• Objective
Omit all pictures. Copy the rest of the material exactly.

Entries from a visual dataset:
_ _ _
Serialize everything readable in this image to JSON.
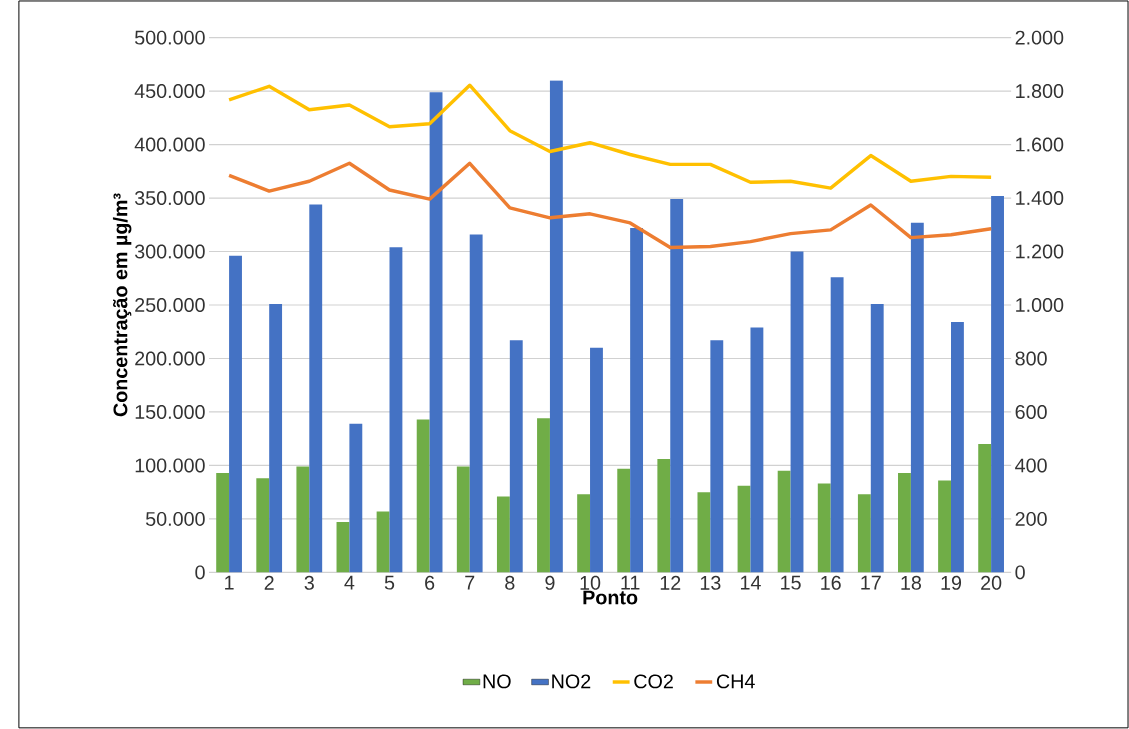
{
  "chart_data": {
    "type": "bar",
    "xlabel": "Ponto",
    "ylabel": "Concentração em µg/m³",
    "categories": [
      "1",
      "2",
      "3",
      "4",
      "5",
      "6",
      "7",
      "8",
      "9",
      "10",
      "11",
      "12",
      "13",
      "14",
      "15",
      "16",
      "17",
      "18",
      "19",
      "20"
    ],
    "series": [
      {
        "name": "NO",
        "color": "#70ad47",
        "values": [
          93000,
          88000,
          99000,
          47000,
          57000,
          143000,
          99000,
          71000,
          144000,
          73000,
          97000,
          106000,
          75000,
          81000,
          95000,
          83000,
          73000,
          93000,
          86000,
          120000
        ]
      },
      {
        "name": "NO2",
        "color": "#4472c4",
        "values": [
          296000,
          251000,
          344000,
          139000,
          304000,
          449000,
          316000,
          217000,
          460000,
          210000,
          322000,
          349000,
          217000,
          229000,
          300000,
          276000,
          251000,
          327000,
          234000,
          352000
        ]
      },
      {
        "name": "CO2",
        "type": "line",
        "axis": "y2",
        "color": "#ffc000",
        "values": [
          1767,
          1818,
          1730,
          1748,
          1667,
          1678,
          1822,
          1652,
          1574,
          1607,
          1563,
          1526,
          1526,
          1459,
          1463,
          1437,
          1559,
          1463,
          1481,
          1478
        ]
      },
      {
        "name": "CH4",
        "type": "line",
        "axis": "y2",
        "color": "#ed7d31",
        "values": [
          1485,
          1426,
          1463,
          1530,
          1430,
          1396,
          1530,
          1363,
          1326,
          1341,
          1307,
          1215,
          1219,
          1237,
          1267,
          1281,
          1374,
          1252,
          1263,
          1285
        ]
      }
    ],
    "ylim": [
      0,
      500000
    ],
    "yticks": [
      0,
      {
        "value": 50000,
        "label": "50.000"
      },
      {
        "value": 100000,
        "label": "100.000"
      },
      {
        "value": 150000,
        "label": "150.000"
      },
      {
        "value": 200000,
        "label": "200.000"
      },
      {
        "value": 250000,
        "label": "250.000"
      },
      {
        "value": 300000,
        "label": "300.000"
      },
      {
        "value": 350000,
        "label": "350.000"
      },
      {
        "value": 400000,
        "label": "400.000"
      },
      {
        "value": 450000,
        "label": "450.000"
      },
      {
        "value": 500000,
        "label": "500.000"
      }
    ],
    "y2lim": [
      0,
      2000
    ],
    "y2ticks": [
      0,
      200,
      400,
      600,
      800,
      {
        "value": 1000,
        "label": "1.000"
      },
      {
        "value": 1200,
        "label": "1.200"
      },
      {
        "value": 1400,
        "label": "1.400"
      },
      {
        "value": 1600,
        "label": "1.600"
      },
      {
        "value": 1800,
        "label": "1.800"
      },
      {
        "value": 2000,
        "label": "2.000"
      }
    ],
    "grid": "y",
    "legend": "bottom"
  }
}
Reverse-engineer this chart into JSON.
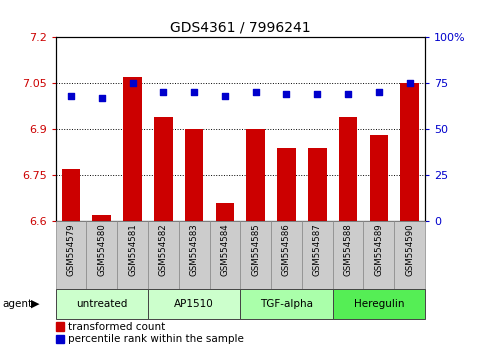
{
  "title": "GDS4361 / 7996241",
  "samples": [
    "GSM554579",
    "GSM554580",
    "GSM554581",
    "GSM554582",
    "GSM554583",
    "GSM554584",
    "GSM554585",
    "GSM554586",
    "GSM554587",
    "GSM554588",
    "GSM554589",
    "GSM554590"
  ],
  "transformed_count": [
    6.77,
    6.62,
    7.07,
    6.94,
    6.9,
    6.66,
    6.9,
    6.84,
    6.84,
    6.94,
    6.88,
    7.05
  ],
  "percentile_rank": [
    68,
    67,
    75,
    70,
    70,
    68,
    70,
    69,
    69,
    69,
    70,
    75
  ],
  "ylim_left": [
    6.6,
    7.2
  ],
  "yticks_left": [
    6.6,
    6.75,
    6.9,
    7.05,
    7.2
  ],
  "ytick_labels_left": [
    "6.6",
    "6.75",
    "6.9",
    "7.05",
    "7.2"
  ],
  "ylim_right": [
    0,
    100
  ],
  "yticks_right": [
    0,
    25,
    50,
    75,
    100
  ],
  "ytick_labels_right": [
    "0",
    "25",
    "50",
    "75",
    "100%"
  ],
  "bar_color": "#cc0000",
  "dot_color": "#0000cc",
  "grid_color": "#000000",
  "agent_groups": [
    {
      "label": "untreated",
      "start": 0,
      "end": 3,
      "color": "#ccffcc"
    },
    {
      "label": "AP1510",
      "start": 3,
      "end": 6,
      "color": "#ccffcc"
    },
    {
      "label": "TGF-alpha",
      "start": 6,
      "end": 9,
      "color": "#aaffaa"
    },
    {
      "label": "Heregulin",
      "start": 9,
      "end": 12,
      "color": "#55ee55"
    }
  ],
  "legend_items": [
    {
      "label": "transformed count",
      "color": "#cc0000"
    },
    {
      "label": "percentile rank within the sample",
      "color": "#0000cc"
    }
  ],
  "title_fontsize": 10,
  "axis_label_color_left": "#cc0000",
  "axis_label_color_right": "#0000cc",
  "sample_cell_color": "#cccccc",
  "sample_cell_edge": "#888888"
}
_ _ _
• Answer to the problem
Serialize everything readable in this image to JSON.
{
  "chart_data": {
    "type": "bar",
    "xlabel": "Ponto",
    "ylabel": "Concentração em µg/m³",
    "categories": [
      "1",
      "2",
      "3",
      "4",
      "5",
      "6",
      "7",
      "8",
      "9",
      "10",
      "11",
      "12",
      "13",
      "14",
      "15",
      "16",
      "17",
      "18",
      "19",
      "20"
    ],
    "series": [
      {
        "name": "NO",
        "color": "#70ad47",
        "values": [
          93000,
          88000,
          99000,
          47000,
          57000,
          143000,
          99000,
          71000,
          144000,
          73000,
          97000,
          106000,
          75000,
          81000,
          95000,
          83000,
          73000,
          93000,
          86000,
          120000
        ]
      },
      {
        "name": "NO2",
        "color": "#4472c4",
        "values": [
          296000,
          251000,
          344000,
          139000,
          304000,
          449000,
          316000,
          217000,
          460000,
          210000,
          322000,
          349000,
          217000,
          229000,
          300000,
          276000,
          251000,
          327000,
          234000,
          352000
        ]
      },
      {
        "name": "CO2",
        "type": "line",
        "axis": "y2",
        "color": "#ffc000",
        "values": [
          1767,
          1818,
          1730,
          1748,
          1667,
          1678,
          1822,
          1652,
          1574,
          1607,
          1563,
          1526,
          1526,
          1459,
          1463,
          1437,
          1559,
          1463,
          1481,
          1478
        ]
      },
      {
        "name": "CH4",
        "type": "line",
        "axis": "y2",
        "color": "#ed7d31",
        "values": [
          1485,
          1426,
          1463,
          1530,
          1430,
          1396,
          1530,
          1363,
          1326,
          1341,
          1307,
          1215,
          1219,
          1237,
          1267,
          1281,
          1374,
          1252,
          1263,
          1285
        ]
      }
    ],
    "ylim": [
      0,
      500000
    ],
    "yticks": [
      0,
      {
        "value": 50000,
        "label": "50.000"
      },
      {
        "value": 100000,
        "label": "100.000"
      },
      {
        "value": 150000,
        "label": "150.000"
      },
      {
        "value": 200000,
        "label": "200.000"
      },
      {
        "value": 250000,
        "label": "250.000"
      },
      {
        "value": 300000,
        "label": "300.000"
      },
      {
        "value": 350000,
        "label": "350.000"
      },
      {
        "value": 400000,
        "label": "400.000"
      },
      {
        "value": 450000,
        "label": "450.000"
      },
      {
        "value": 500000,
        "label": "500.000"
      }
    ],
    "y2lim": [
      0,
      2000
    ],
    "y2ticks": [
      0,
      200,
      400,
      600,
      800,
      {
        "value": 1000,
        "label": "1.000"
      },
      {
        "value": 1200,
        "label": "1.200"
      },
      {
        "value": 1400,
        "label": "1.400"
      },
      {
        "value": 1600,
        "label": "1.600"
      },
      {
        "value": 1800,
        "label": "1.800"
      },
      {
        "value": 2000,
        "label": "2.000"
      }
    ],
    "grid": "y",
    "legend": "bottom"
  }
}
Reverse-engineer this chart into JSON.
{
  "title": "GDS4361 / 7996241",
  "samples": [
    "GSM554579",
    "GSM554580",
    "GSM554581",
    "GSM554582",
    "GSM554583",
    "GSM554584",
    "GSM554585",
    "GSM554586",
    "GSM554587",
    "GSM554588",
    "GSM554589",
    "GSM554590"
  ],
  "transformed_count": [
    6.77,
    6.62,
    7.07,
    6.94,
    6.9,
    6.66,
    6.9,
    6.84,
    6.84,
    6.94,
    6.88,
    7.05
  ],
  "percentile_rank": [
    68,
    67,
    75,
    70,
    70,
    68,
    70,
    69,
    69,
    69,
    70,
    75
  ],
  "ylim_left": [
    6.6,
    7.2
  ],
  "yticks_left": [
    6.6,
    6.75,
    6.9,
    7.05,
    7.2
  ],
  "ytick_labels_left": [
    "6.6",
    "6.75",
    "6.9",
    "7.05",
    "7.2"
  ],
  "ylim_right": [
    0,
    100
  ],
  "yticks_right": [
    0,
    25,
    50,
    75,
    100
  ],
  "ytick_labels_right": [
    "0",
    "25",
    "50",
    "75",
    "100%"
  ],
  "bar_color": "#cc0000",
  "dot_color": "#0000cc",
  "grid_color": "#000000",
  "agent_groups": [
    {
      "label": "untreated",
      "start": 0,
      "end": 3,
      "color": "#ccffcc"
    },
    {
      "label": "AP1510",
      "start": 3,
      "end": 6,
      "color": "#ccffcc"
    },
    {
      "label": "TGF-alpha",
      "start": 6,
      "end": 9,
      "color": "#aaffaa"
    },
    {
      "label": "Heregulin",
      "start": 9,
      "end": 12,
      "color": "#55ee55"
    }
  ],
  "legend_items": [
    {
      "label": "transformed count",
      "color": "#cc0000"
    },
    {
      "label": "percentile rank within the sample",
      "color": "#0000cc"
    }
  ],
  "title_fontsize": 10,
  "axis_label_color_left": "#cc0000",
  "axis_label_color_right": "#0000cc",
  "sample_cell_color": "#cccccc",
  "sample_cell_edge": "#888888"
}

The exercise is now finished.